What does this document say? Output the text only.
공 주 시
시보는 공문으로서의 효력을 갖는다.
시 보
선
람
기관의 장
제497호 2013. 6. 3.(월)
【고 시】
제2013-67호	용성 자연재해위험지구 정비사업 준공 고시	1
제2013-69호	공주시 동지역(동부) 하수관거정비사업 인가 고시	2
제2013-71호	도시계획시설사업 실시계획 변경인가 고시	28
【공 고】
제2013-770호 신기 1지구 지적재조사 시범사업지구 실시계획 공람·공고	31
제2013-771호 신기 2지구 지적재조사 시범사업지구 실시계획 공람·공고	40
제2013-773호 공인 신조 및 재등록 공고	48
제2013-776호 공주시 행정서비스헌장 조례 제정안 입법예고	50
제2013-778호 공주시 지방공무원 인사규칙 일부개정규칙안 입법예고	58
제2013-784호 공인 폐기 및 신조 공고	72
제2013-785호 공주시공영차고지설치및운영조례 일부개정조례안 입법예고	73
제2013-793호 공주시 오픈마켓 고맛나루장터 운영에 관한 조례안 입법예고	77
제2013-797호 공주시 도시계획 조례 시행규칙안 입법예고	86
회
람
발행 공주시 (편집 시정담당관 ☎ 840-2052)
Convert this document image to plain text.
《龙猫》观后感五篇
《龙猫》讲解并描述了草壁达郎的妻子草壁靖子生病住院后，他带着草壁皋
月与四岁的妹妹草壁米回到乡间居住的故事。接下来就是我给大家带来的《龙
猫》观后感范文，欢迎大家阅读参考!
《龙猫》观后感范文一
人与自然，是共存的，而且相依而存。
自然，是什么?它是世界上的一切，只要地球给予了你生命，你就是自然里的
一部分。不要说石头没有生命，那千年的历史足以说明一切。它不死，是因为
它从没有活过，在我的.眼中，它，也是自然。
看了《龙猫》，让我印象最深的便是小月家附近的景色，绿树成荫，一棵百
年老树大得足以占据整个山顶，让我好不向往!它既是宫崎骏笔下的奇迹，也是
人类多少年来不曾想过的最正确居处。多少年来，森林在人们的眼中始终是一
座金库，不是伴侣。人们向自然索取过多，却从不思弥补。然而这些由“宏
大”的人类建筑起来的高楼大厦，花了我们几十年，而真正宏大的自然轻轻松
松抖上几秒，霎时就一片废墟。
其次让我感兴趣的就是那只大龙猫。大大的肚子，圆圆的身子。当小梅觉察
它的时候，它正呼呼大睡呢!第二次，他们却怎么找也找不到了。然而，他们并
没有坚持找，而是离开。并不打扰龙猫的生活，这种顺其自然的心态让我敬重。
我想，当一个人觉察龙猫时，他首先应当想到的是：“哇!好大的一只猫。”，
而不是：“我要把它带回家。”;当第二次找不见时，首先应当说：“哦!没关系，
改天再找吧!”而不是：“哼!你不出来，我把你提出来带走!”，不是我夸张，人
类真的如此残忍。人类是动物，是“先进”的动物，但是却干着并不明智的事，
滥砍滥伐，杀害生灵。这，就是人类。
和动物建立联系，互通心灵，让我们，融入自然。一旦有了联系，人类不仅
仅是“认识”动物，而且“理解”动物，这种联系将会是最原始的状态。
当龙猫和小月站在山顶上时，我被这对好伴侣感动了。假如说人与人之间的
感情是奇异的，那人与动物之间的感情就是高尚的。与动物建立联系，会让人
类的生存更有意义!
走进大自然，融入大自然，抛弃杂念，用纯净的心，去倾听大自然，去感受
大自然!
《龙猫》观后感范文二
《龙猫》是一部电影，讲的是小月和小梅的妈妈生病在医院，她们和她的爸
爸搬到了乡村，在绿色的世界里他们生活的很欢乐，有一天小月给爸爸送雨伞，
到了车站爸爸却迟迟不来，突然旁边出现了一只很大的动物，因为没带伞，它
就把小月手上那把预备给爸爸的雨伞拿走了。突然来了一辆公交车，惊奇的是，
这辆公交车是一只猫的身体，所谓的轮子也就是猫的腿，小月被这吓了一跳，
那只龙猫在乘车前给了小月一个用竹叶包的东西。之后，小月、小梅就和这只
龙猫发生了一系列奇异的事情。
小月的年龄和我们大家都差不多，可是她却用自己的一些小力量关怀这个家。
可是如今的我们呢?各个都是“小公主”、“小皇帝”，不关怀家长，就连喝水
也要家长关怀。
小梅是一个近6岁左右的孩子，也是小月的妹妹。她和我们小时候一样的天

*INSTRUCTION:*
Repeat the material word for word, in full.

*RESPONSE BELOW:*
What does this document say? Output the text only.
공 주 시
시보는 공문으로서의 효력을 갖는다.
시 보
선
람
기관의 장
제497호 2013. 6. 3.(월)
【고 시】
제2013-67호	용성 자연재해위험지구 정비사업 준공 고시	1
제2013-69호	공주시 동지역(동부) 하수관거정비사업 인가 고시	2
제2013-71호	도시계획시설사업 실시계획 변경인가 고시	28
【공 고】
제2013-770호 신기 1지구 지적재조사 시범사업지구 실시계획 공람·공고	31
제2013-771호 신기 2지구 지적재조사 시범사업지구 실시계획 공람·공고	40
제2013-773호 공인 신조 및 재등록 공고	48
제2013-776호 공주시 행정서비스헌장 조례 제정안 입법예고	50
제2013-778호 공주시 지방공무원 인사규칙 일부개정규칙안 입법예고	58
제2013-784호 공인 폐기 및 신조 공고	72
제2013-785호 공주시공영차고지설치및운영조례 일부개정조례안 입법예고	73
제2013-793호 공주시 오픈마켓 고맛나루장터 운영에 관한 조례안 입법예고	77
제2013-797호 공주시 도시계획 조례 시행규칙안 입법예고	86
회
람
발행 공주시 (편집 시정담당관 ☎ 840-2052)
Convert this document image to plain text.
《龙猫》观后感五篇
《龙猫》讲解并描述了草壁达郎的妻子草壁靖子生病住院后，他带着草壁皋
月与四岁的妹妹草壁米回到乡间居住的故事。接下来就是我给大家带来的《龙
猫》观后感范文，欢迎大家阅读参考!
《龙猫》观后感范文一
人与自然，是共存的，而且相依而存。
自然，是什么?它是世界上的一切，只要地球给予了你生命，你就是自然里的
一部分。不要说石头没有生命，那千年的历史足以说明一切。它不死，是因为
它从没有活过，在我的.眼中，它，也是自然。
看了《龙猫》，让我印象最深的便是小月家附近的景色，绿树成荫，一棵百
年老树大得足以占据整个山顶，让我好不向往!它既是宫崎骏笔下的奇迹，也是
人类多少年来不曾想过的最正确居处。多少年来，森林在人们的眼中始终是一
座金库，不是伴侣。人们向自然索取过多，却从不思弥补。然而这些由“宏
大”的人类建筑起来的高楼大厦，花了我们几十年，而真正宏大的自然轻轻松
松抖上几秒，霎时就一片废墟。
其次让我感兴趣的就是那只大龙猫。大大的肚子，圆圆的身子。当小梅觉察
它的时候，它正呼呼大睡呢!第二次，他们却怎么找也找不到了。然而，他们并
没有坚持找，而是离开。并不打扰龙猫的生活，这种顺其自然的心态让我敬重。
我想，当一个人觉察龙猫时，他首先应当想到的是：“哇!好大的一只猫。”，
而不是：“我要把它带回家。”;当第二次找不见时，首先应当说：“哦!没关系，
改天再找吧!”而不是：“哼!你不出来，我把你提出来带走!”，不是我夸张，人
类真的如此残忍。人类是动物，是“先进”的动物，但是却干着并不明智的事，
滥砍滥伐，杀害生灵。这，就是人类。
和动物建立联系，互通心灵，让我们，融入自然。一旦有了联系，人类不仅
仅是“认识”动物，而且“理解”动物，这种联系将会是最原始的状态。
当龙猫和小月站在山顶上时，我被这对好伴侣感动了。假如说人与人之间的
感情是奇异的，那人与动物之间的感情就是高尚的。与动物建立联系，会让人
类的生存更有意义!
走进大自然，融入大自然，抛弃杂念，用纯净的心，去倾听大自然，去感受
大自然!
《龙猫》观后感范文二
《龙猫》是一部电影，讲的是小月和小梅的妈妈生病在医院，她们和她的爸
爸搬到了乡村，在绿色的世界里他们生活的很欢乐，有一天小月给爸爸送雨伞，
到了车站爸爸却迟迟不来，突然旁边出现了一只很大的动物，因为没带伞，它
就把小月手上那把预备给爸爸的雨伞拿走了。突然来了一辆公交车，惊奇的是，
这辆公交车是一只猫的身体，所谓的轮子也就是猫的腿，小月被这吓了一跳，
那只龙猫在乘车前给了小月一个用竹叶包的东西。之后，小月、小梅就和这只
龙猫发生了一系列奇异的事情。
小月的年龄和我们大家都差不多，可是她却用自己的一些小力量关怀这个家。
可是如今的我们呢?各个都是“小公主”、“小皇帝”，不关怀家长，就连喝水
也要家长关怀。
小梅是一个近6岁左右的孩子，也是小月的妹妹。她和我们小时候一样的天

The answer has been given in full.